本文:
第3節 農業分野における情報化及び技術開発・普及の推進
(1) 農業分野における情報通信技術の活用の展望と課題
 農業者によるインターネットの活用により新たな商取引の動きがみられる。ホームページ開設農業者の七割が、インターネットを営農活動に役立つと認識する一方、販売農家全体で、パソコンを農業経営に利用する者は七%にとどまり、今後、情報化に意欲的に取り組む農業者のニーズに即した条件整備が必要である。
(2) 我が国農業の発展に資する技術の開発・普及
 基本計画で示された基本的方向に即し、関係機関が連携した技術開発の具体的取組みが進展している。
 消費者からの認知度は高まっている反面、慎重な意見も聞かれる遺伝子組換え農作物について、国民の理解を深めるため、平成十二年にはコンセンサス会議を開催した。
 平成十二年十月に、安全性が未承認の遺伝子組換えとうもろこし「スターリンク」が国内流通していることが確認され、米国との政府間協議の結果、混入防止策として輸出前検査の実施を合意した。

第4節 農産物需給の動向
(1) 最近の農業生産の動向
 平成十一年の農業生産(数量)は、畜産が減少する一方で、米や果実、野菜等が増加し、前年に比べ一・六%増加した。農産物生産者価格は、野菜や米が収穫量の増加等の影響により低下したことから、全体で七・二%低下した。農業生産資材価格は、飼料等が低下したため一・八%低下した。
(2) 水田を中心とした土地利用型農業等の発展
ア 米の需給動向
 近年の米需給は、大幅な緩和基調で推移し、平成十一、十二年産の自主流通米価格も低調に推移した。こうした状況に対応して、緊急に米の需給と稲作経営の安定を図る観点から「平成十二年緊急総合米対策」を実施した。今後、現場への対策の趣旨、仕組みの十分な浸透、適切な進行管理及び関係各機関一体となった取組みが重要である。
 家庭における米消費の減少は下げ止まりの兆候がみられる。米の消費拡大は、「食生活指針」に沿った健全な食生活の実現、食料自給率の向上にもつながる。このため、子どもや若い女性への情報提供や、米飯による学校給食(十一年五月現在週に二・七回)の推進、食教育の充実等の取組みが必要となっている。
イ 麦・大豆の需要に応じた生産拡大
 平成十二年産の麦・大豆の作付面積は、前年産に比べ、麦が七・二%、大豆が一三・二%増加するなど、麦・大豆の生産は近年増加基調で推移している。土地利用型農業の活性化を図るためには、米と麦・大豆等を適切に組み合わせた収益性の高い水田農業経営の確立が課題である。
 麦・大豆においても、市場原理を重視した価格形成の導入により、実需者・消費者のニーズを生産者が把握できる仕組みが整いつつある。今後、品質・価格面で需要に応じつつ、生産性を向上させることが重要である。
ウ 野菜及び果実の国内生産の維持増大に向けて
 平成九〜十一年度の間に、ねぎの輸入量が約九倍になるなど、生鮮野菜の輸入量の大幅な増加傾向を踏まえ、一般セーフガードの発動について、十二年十二月から政府調査を開始した。国内生産を維持増大し、輸入野菜に対抗するため実需者ニーズに応じた生産・流通対策への取組みが必要である。

実施する作業:
A. 本文の記述に基づき、次の問いに答えること。
(i) ホームページ開設農業者のうち、インターネットを営農活動に役立つと認識する者の割合はどれだけか。
(ii) 平成十一年の農産物生産者価格は、全体で何%低下したか。
(iii) 平成十二年産の大豆の作付面積は、前年産に比べ何%増加したか。
B. エントリのうち、「paragraph: liste complète」を含む行で始まり「paragraph: On comprend」を含む行で終わる部分を、両端の行も含めて一字一句違えずに書き写すこと。
本文とエントリは互いに無関係である。

[要素配置データ]
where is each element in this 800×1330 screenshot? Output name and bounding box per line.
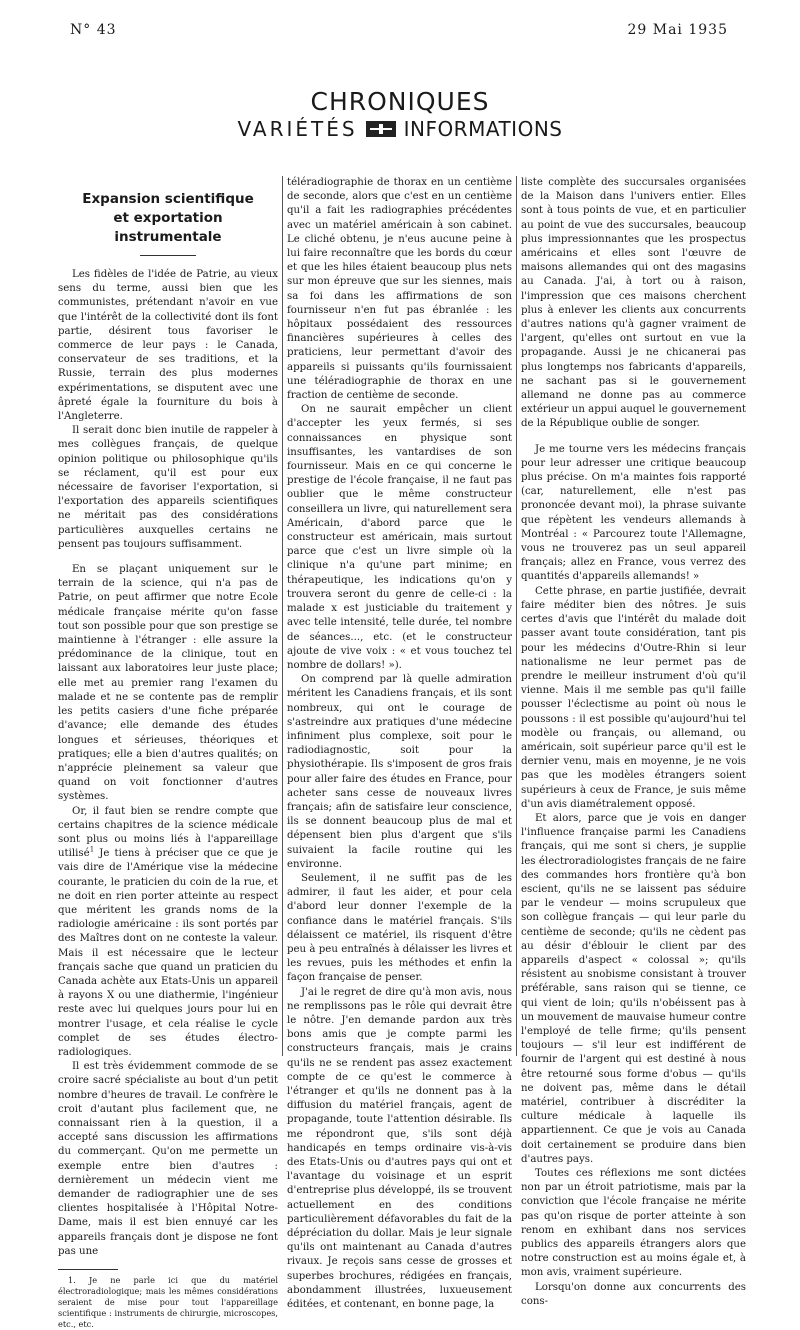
paragraph: liste complète des succursales organisées de la Maison dans l'univers entier. Elles sont à tous points de vue, et en particulier au point de vue des succursales, beaucoup plus impressionnantes que les prospectus américains et elles sont l'œuvre de maisons allemandes qui ont des magasins au Canada. J'ai, à tort ou à raison, l'impression que ces maisons cherchent plus à enlever les clients aux concurrents d'autres nations qu'à gagner vraiment de l'argent, qu'elles ont surtout en vue la propagande. Aussi je ne chicanerai pas plus longtemps nos fabricants d'appareils, ne sachant pas si le gouvernement allemand ne donne pas au commerce extérieur un appui auquel le gouvernement de la République oublie de songer. <box>521 177 746 430</box>
article-title-line: et exportation instrumentale <box>113 210 223 245</box>
paragraph: Lorsqu'on donne aux concurrents des cons- <box>521 1281 746 1307</box>
paragraph: Je me tourne vers les médecins français pour leur adresser une critique beaucoup plus précise. On m'a maintes fois rapporté (car, naturellement, elle n'est pas prononcée devant moi), la phrase suivante que répètent les vendeurs allemands à Montréal : « Parcourez toute l'Allemagne, vous ne trouverez pas un seul appareil français; allez en France, vous verrez des quantités d'appareils allemands! » <box>521 443 746 583</box>
paragraph: On comprend par là quelle admiration méritent les Canadiens français, et ils sont nombreux, qui ont le courage de s'astreindre aux pratiques d'une médecine infiniment plus complexe, soit pour le radiodiagnostic, soit pour la physiothérapie. Ils s'imposent de gros frais pour aller faire des études en France, pour acheter sans cesse de nouveaux livres français; afin de satisfaire leur conscience, ils se donnent beaucoup plus de mal et dépensent bien plus d'argent que s'ils suivaient la facile routine qui les environne. <box>287 674 512 870</box>
paragraph: téléradiographie de thorax en un centième de seconde, alors que c'est en un centième qu'il a fait les radiographies précédentes avec un matériel américain à son cabinet. Le cliché obtenu, je n'eus aucune peine à lui faire reconnaître que les bords du cœur et que les hiles étaient beaucoup plus nets sur mon épreuve que sur les siennes, mais sa foi dans les affirmations de son fournisseur n'en fut pas ébranlée : les hôpitaux possédaient des ressources financières supérieures à celles des praticiens, leur permettant d'avoir des appareils si puissants qu'ils fournissaient une téléradiographie de thorax en une fraction de centième de seconde. <box>287 177 512 402</box>
column-3 <box>521 176 746 1309</box>
article-title-line: Expansion scientifique <box>82 191 254 207</box>
paragraph: Il est très évidemment commode de se croire sacré spécialiste au bout d'un petit nombre d'heures de travail. Le confrère le croit d'autant plus facilement que, ne connaissant rien à la question, il a accepté sans discussion les affirmations du commerçant. Qu'on me permette un exemple entre bien d'autres : dernièrement un médecin vient me demander de radiographier une de ses clientes hospitalisée à l'Hôpital Notre-Dame, mais il est bien ennuyé car les appareils français dont je dispose ne font pas une <box>58 1061 278 1257</box>
column-2 <box>287 176 512 1312</box>
paragraph-text: Or, il faut bien se rendre compte que certains chapitres de la science médicale sont plus ou moins liés à l'appareillage utilisé <box>58 805 278 860</box>
column-divider <box>516 176 517 1056</box>
paragraph: En se plaçant uniquement sur le terrain de la science, qui n'a pas de Patrie, on peut affirmer que notre Ecole médicale française mérite qu'on fasse tout son possible pour que son prestige se maintienne à l'étranger : elle assure la prédominance de la clinique, tout en laissant aux laboratoires leur juste place; elle met au premier rang l'examen du malade et ne se contente pas de remplir les petits casiers d'une fiche préparée d'avance; elle demande des études longues et sérieuses, théoriques et pratiques; elle a bien d'autres qualités; on n'apprécie pleinement sa valeur que quand on voit fonctionner d'autres systèmes. <box>58 564 278 803</box>
masthead-title-right: INFORMATIONS <box>403 117 563 141</box>
paragraph-text: Je tiens à préciser que ce que je vais dire de l'Amérique vise la médecine courante, le praticien du coin de la rue, et ne doit en rien porter atteinte au respect que méritent les grands noms de la radiologie américaine : ils sont portés par des Maîtres dont on ne conteste la valeur. Mais il est nécessaire que le lecteur français sache que quand un praticien du Canada achète aux Etats-Unis un appareil à rayons X ou une diathermie, l'ingénieur reste avec lui quelques jours pour lui en montrer l'usage, et cela réalise le cycle complet de ses études électro-radiologiques. <box>58 848 278 1058</box>
title-underline <box>140 255 196 256</box>
column-divider <box>282 176 283 1056</box>
decorative-ornament-icon <box>366 121 396 137</box>
masthead-title-bottom <box>0 117 800 141</box>
masthead-title-top: CHRONIQUES <box>310 87 490 116</box>
paragraph: J'ai le regret de dire qu'à mon avis, nous ne remplissons pas le rôle qui devrait être le nôtre. J'en demande pardon aux très bons amis que je compte parmi les constructeurs français, mais je crains qu'ils ne se rendent pas assez exactement compte de ce qu'est le commerce à l'étranger et qu'ils ne donnent pas à la diffusion du matériel français, agent de propagande, toute l'attention désirable. Ils me répondront que, s'ils sont déjà handicapés en temps ordinaire vis-à-vis des Etats-Unis ou d'autres pays qui ont et l'avantage du voisinage et un esprit d'entreprise plus développé, ils se trouvent actuellement en des conditions particulièrement défavorables du fait de la dépréciation du dollar. Mais je leur signale qu'ils ont maintenant au Canada d'autres rivaux. Je reçois sans cesse de grosses et superbes brochures, rédigées en français, abondamment illustrées, luxueusement éditées, et contenant, en bonne page, la <box>287 986 512 1311</box>
masthead-title-left: VARIÉTÉS <box>237 117 358 141</box>
paragraph: Il serait donc bien inutile de rappeler à mes collègues français, de quelque opinion politique ou philosophique qu'ils se réclament, qu'il est pour eux nécessaire de favoriser l'exportation, si l'exportation des appareils scientifiques ne méritait pas des considérations particulières auxquelles certains ne pensent pas toujours suffisamment. <box>58 425 278 550</box>
issue-number: N° 43 <box>70 22 117 38</box>
paragraph: Seulement, il ne suffit pas de les admirer, il faut les aider, et pour cela d'abord leur donner l'exemple de la confiance dans le matériel français. S'ils délaissent ce matériel, ils risquent d'être peu à peu entraînés à délaisser les livres et les revues, puis les méthodes et enfin la façon française de penser. <box>287 872 512 984</box>
column-1 <box>58 176 278 1330</box>
issue-date: 29 Mai 1935 <box>627 22 728 38</box>
paragraph: On ne saurait empêcher un client d'accepter les yeux fermés, si ses connaissances en physique sont insuffisantes, les vantardises de son fournisseur. Mais en ce qui concerne le prestige de l'école française, il ne faut pas oublier que le même constructeur conseillera un livre, qui naturellement sera Américain, d'abord parce que le constructeur est américain, mais surtout parce que c'est un livre simple où la clinique n'a qu'une part minime; en thérapeutique, les indications qu'on y trouvera seront du genre de celle-ci : la malade x est justiciable du traitement y avec telle intensité, telle durée, tel nombre de séances..., etc. (et le constructeur ajoute de vive voix : « et vous touchez tel nombre de dollars! »). <box>287 404 512 671</box>
paragraph <box>58 805 278 1061</box>
paragraph: Les fidèles de l'idée de Patrie, au vieux sens du terme, aussi bien que les communistes, prétendant n'avoir en vue que l'intérêt de la collectivité dont ils font partie, désirent tous favoriser le commerce de leur pays : le Canada, conservateur de ses traditions, et la Russie, terrain des plus modernes expérimentations, se disputent avec une âpreté égale la fourniture du bois à l'Angleterre. <box>58 269 278 423</box>
paragraph: Et alors, parce que je vois en danger l'influence française parmi les Canadiens français, qui me sont si chers, je supplie les électroradiologistes français de ne faire des commandes hors frontière qu'à bon escient, qu'ils ne se laissent pas séduire par le vendeur — moins scrupuleux que son collègue français — qui leur parle du centième de seconde; qu'ils ne cèdent pas au désir d'éblouir le client par des appareils d'aspect « colossal »; qu'ils résistent au snobisme consistant à trouver préférable, sans raison qui se tienne, ce qui vient de loin; qu'ils n'obéissent pas à un mouvement de mauvaise humeur contre l'employé de telle firme; qu'ils pensent toujours — s'il leur est indifférent de fournir de l'argent qui est destiné à nous être retourné sous forme d'obus — qu'ils ne doivent pas, même dans le détail matériel, contribuer à discréditer la culture médicale à laquelle ils appartiennent. Ce que je vois au Canada doit certainement se produire dans bien d'autres pays. <box>521 812 746 1165</box>
paragraph: Toutes ces réflexions me sont dictées non par un étroit patriotisme, mais par la conviction que l'école française ne mérite pas qu'on risque de porter atteinte à son renom en exhibant dans nos services publics des appareils étrangers alors que notre construction est au moins égale et, à mon avis, vraiment supérieure. <box>521 1168 746 1279</box>
paragraph: Cette phrase, en partie justifiée, devrait faire méditer bien des nôtres. Je suis certes d'avis que l'intérêt du malade doit passer avant toute considération, tant pis pour les médecins d'Outre-Rhin si leur nationalisme ne leur permet pas de prendre le meilleur instrument d'où qu'il vienne. Mais il me semble pas qu'il faille pousser l'éclectisme au point où nous le poussons : il est possible qu'aujourd'hui tel modèle ou français, ou allemand, ou américain, soit supérieur parce qu'il est le dernier venu, mais en moyenne, je ne vois pas que les modèles étrangers soient supérieurs à ceux de France, je suis même d'un avis diamétralement opposé. <box>521 585 746 810</box>
article-title <box>58 190 278 247</box>
footnote-marker: 1 <box>89 845 95 854</box>
footnote-divider <box>58 1269 118 1270</box>
footnote: 1. Je ne parle ici que du matériel électroradiologique; mais les mêmes considérations seraient de mise pour tout l'appareillage scientifique : instruments de chirurgie, microscopes, etc., etc. <box>58 1275 278 1330</box>
masthead <box>0 88 800 141</box>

順番どおりの出力:
A.
(i) 七割
(ii) 七・二%
(iii) 一三・二%

B.
paragraph: liste complète des succursales organisées de la Maison dans l'univers entier. Elles sont à tous points de vue, et en particulier au point de vue des succursales, beaucoup plus impressionnantes que les prospectus américains et elles sont l'œuvre de maisons allemandes qui ont des magasins au Canada. J'ai, à tort ou à raison, l'impression que ces maisons cherchent plus à enlever les clients aux concurrents d'autres nations qu'à gagner vraiment de l'argent, qu'elles ont surtout en vue la propagande. Aussi je ne chicanerai pas plus longtemps nos fabricants d'appareils, ne sachant pas si le gouvernement allemand ne donne pas au commerce extérieur un appui auquel le gouvernement de la République oublie de songer. <box>521 177 746 430</box>
article-title-line: et exportation instrumentale <box>113 210 223 245</box>
paragraph: Lorsqu'on donne aux concurrents des cons- <box>521 1281 746 1307</box>
paragraph: Je me tourne vers les médecins français pour leur adresser une critique beaucoup plus précise. On m'a maintes fois rapporté (car, naturellement, elle n'est pas prononcée devant moi), la phrase suivante que répètent les vendeurs allemands à Montréal : « Parcourez toute l'Allemagne, vous ne trouverez pas un seul appareil français; allez en France, vous verrez des quantités d'appareils allemands! » <box>521 443 746 583</box>
paragraph: On comprend par là quelle admiration méritent les Canadiens français, et ils sont nombreux, qui ont le courage de s'astreindre aux pratiques d'une médecine infiniment plus complexe, soit pour le radiodiagnostic, soit pour la physiothérapie. Ils s'imposent de gros frais pour aller faire des études en France, pour acheter sans cesse de nouveaux livres français; afin de satisfaire leur conscience, ils se donnent beaucoup plus de mal et dépensent bien plus d'argent que s'ils suivaient la facile routine qui les environne. <box>287 674 512 870</box>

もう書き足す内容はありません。